THE PROBLEM -
Copy out each line exactly; pictures stay out of the copy.

================

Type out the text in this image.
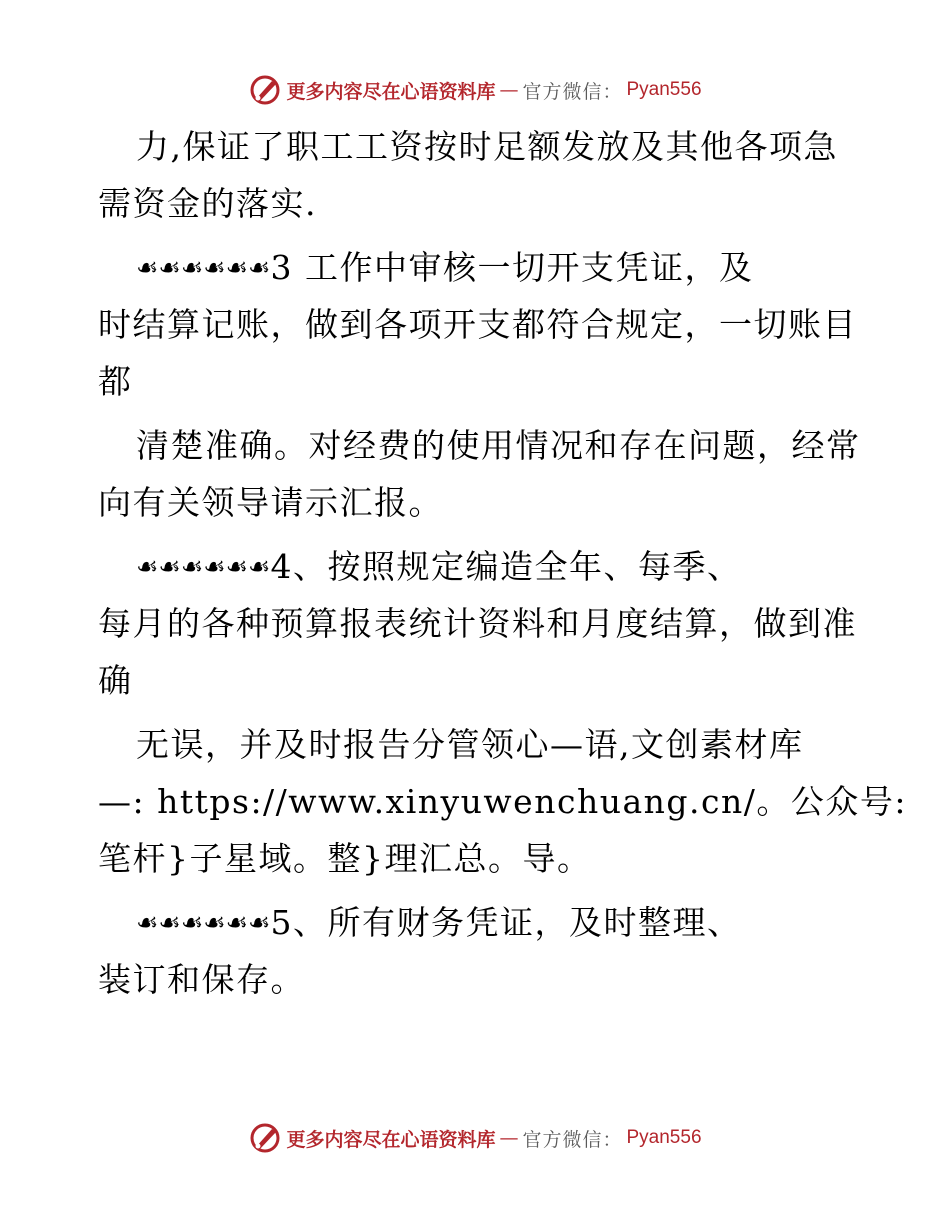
更多内容尽在心语资料库 — 官方微信： Pyan556
力,保证了职工工资按时足额发放及其他各项急
需资金的落实.
☙☙☙☙☙☙3 工作中审核一切开支凭证，及
时结算记账，做到各项开支都符合规定，一切账目
都
清楚准确。对经费的使用情况和存在问题，经常
向有关领导请示汇报。
☙☙☙☙☙☙4、按照规定编造全年、每季、
每月的各种预算报表统计资料和月度结算，做到准
确
无误，并及时报告分管领心—语,文创素材库
—: https://www.xinyuwenchuang.cn/。公众号:
笔杆}子星域。整}理汇总。导。
☙☙☙☙☙☙5、所有财务凭证，及时整理、
装订和保存。
更多内容尽在心语资料库 — 官方微信： Pyan556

================

FULL OUTPUT -
Type out the text in this image.
更多内容尽在心语资料库 — 官方微信： Pyan556
力,保证了职工工资按时足额发放及其他各项急
需资金的落实.
☙☙☙☙☙☙3 工作中审核一切开支凭证，及
时结算记账，做到各项开支都符合规定，一切账目
都
清楚准确。对经费的使用情况和存在问题，经常
向有关领导请示汇报。
☙☙☙☙☙☙4、按照规定编造全年、每季、
每月的各种预算报表统计资料和月度结算，做到准
确
无误，并及时报告分管领心—语,文创素材库
—: https://www.xinyuwenchuang.cn/。公众号:
笔杆}子星域。整}理汇总。导。
☙☙☙☙☙☙5、所有财务凭证，及时整理、
装订和保存。
更多内容尽在心语资料库 — 官方微信： Pyan556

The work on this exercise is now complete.